**TO DO:** Return the material exactly as supplied, apart from the pictures, which are omitted.

Saved data entries:
-- Begin --

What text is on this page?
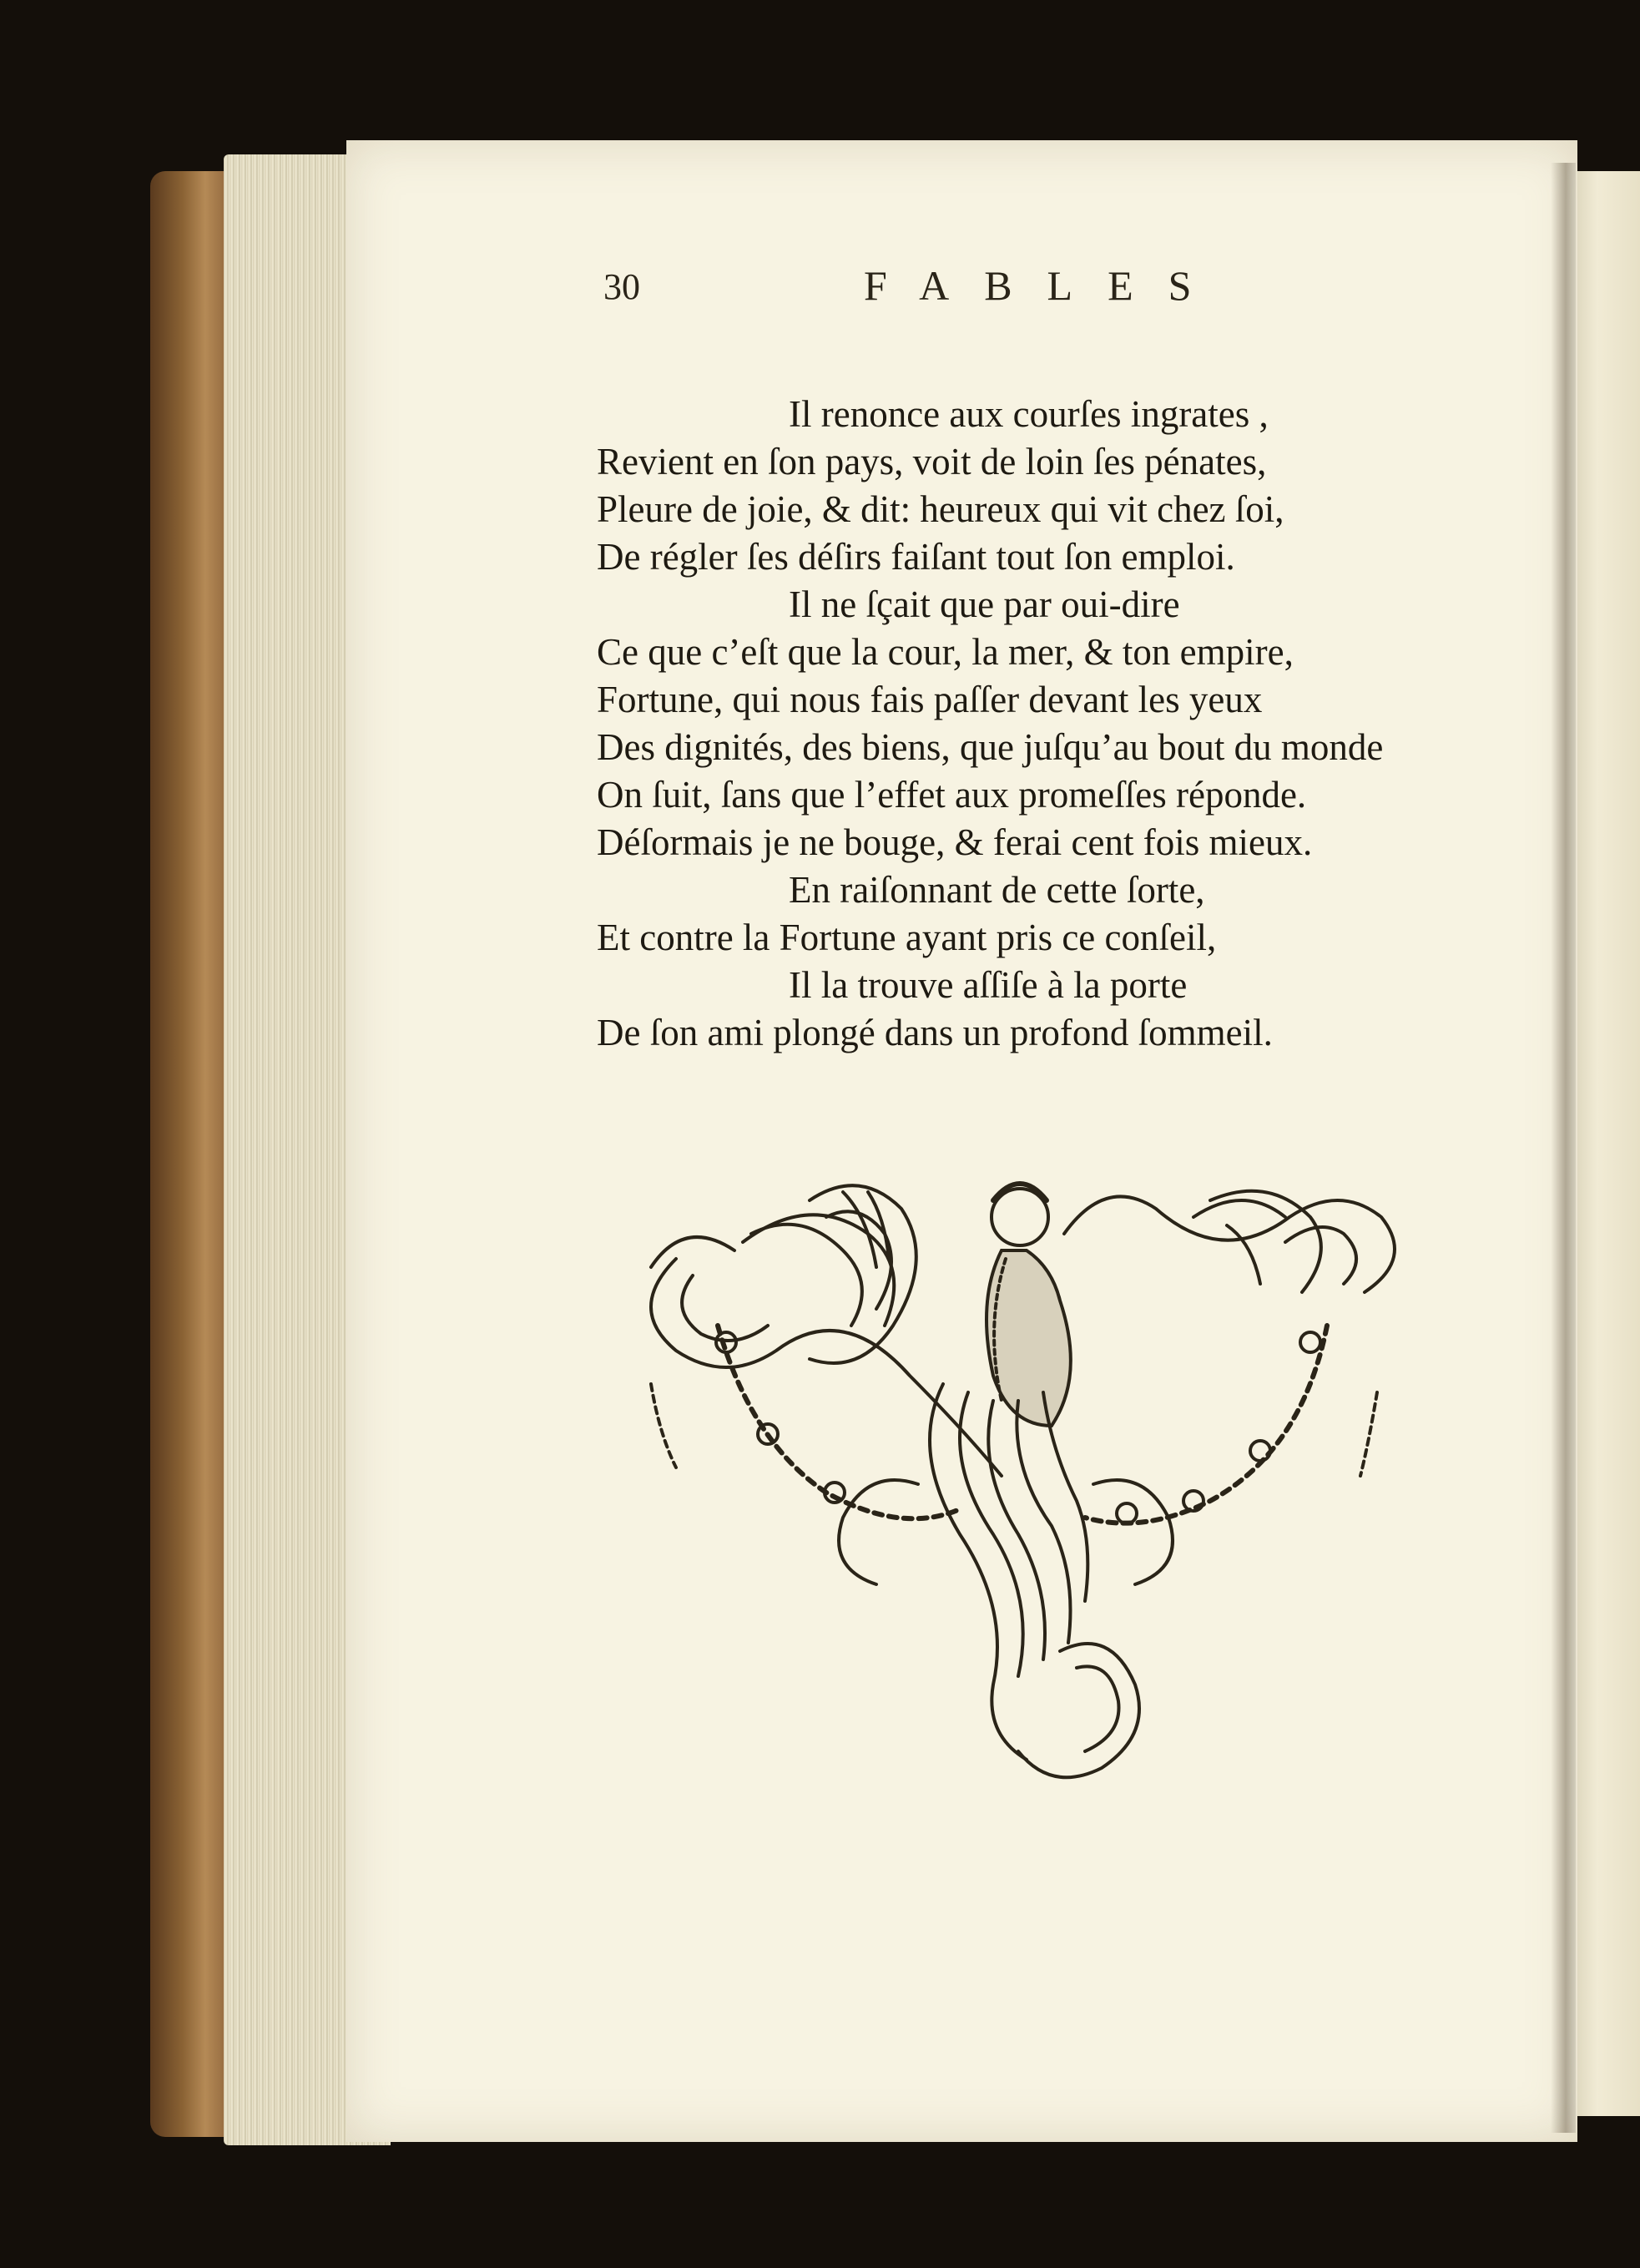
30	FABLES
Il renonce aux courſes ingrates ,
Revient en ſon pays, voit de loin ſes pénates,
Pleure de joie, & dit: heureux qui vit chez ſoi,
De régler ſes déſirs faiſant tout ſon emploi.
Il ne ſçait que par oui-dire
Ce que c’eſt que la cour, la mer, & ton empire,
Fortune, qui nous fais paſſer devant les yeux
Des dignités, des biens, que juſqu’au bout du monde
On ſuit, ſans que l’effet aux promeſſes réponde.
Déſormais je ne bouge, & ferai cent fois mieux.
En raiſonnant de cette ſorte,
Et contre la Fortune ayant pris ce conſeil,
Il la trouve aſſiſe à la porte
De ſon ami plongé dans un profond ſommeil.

-- End --

**EXERCISE RESULT:**
What text is on this page?
30	FABLES
Il renonce aux courſes ingrates ,
Revient en ſon pays, voit de loin ſes pénates,
Pleure de joie, & dit: heureux qui vit chez ſoi,
De régler ſes déſirs faiſant tout ſon emploi.
Il ne ſçait que par oui-dire
Ce que c’eſt que la cour, la mer, & ton empire,
Fortune, qui nous fais paſſer devant les yeux
Des dignités, des biens, que juſqu’au bout du monde
On ſuit, ſans que l’effet aux promeſſes réponde.
Déſormais je ne bouge, & ferai cent fois mieux.
En raiſonnant de cette ſorte,
Et contre la Fortune ayant pris ce conſeil,
Il la trouve aſſiſe à la porte
De ſon ami plongé dans un profond ſommeil.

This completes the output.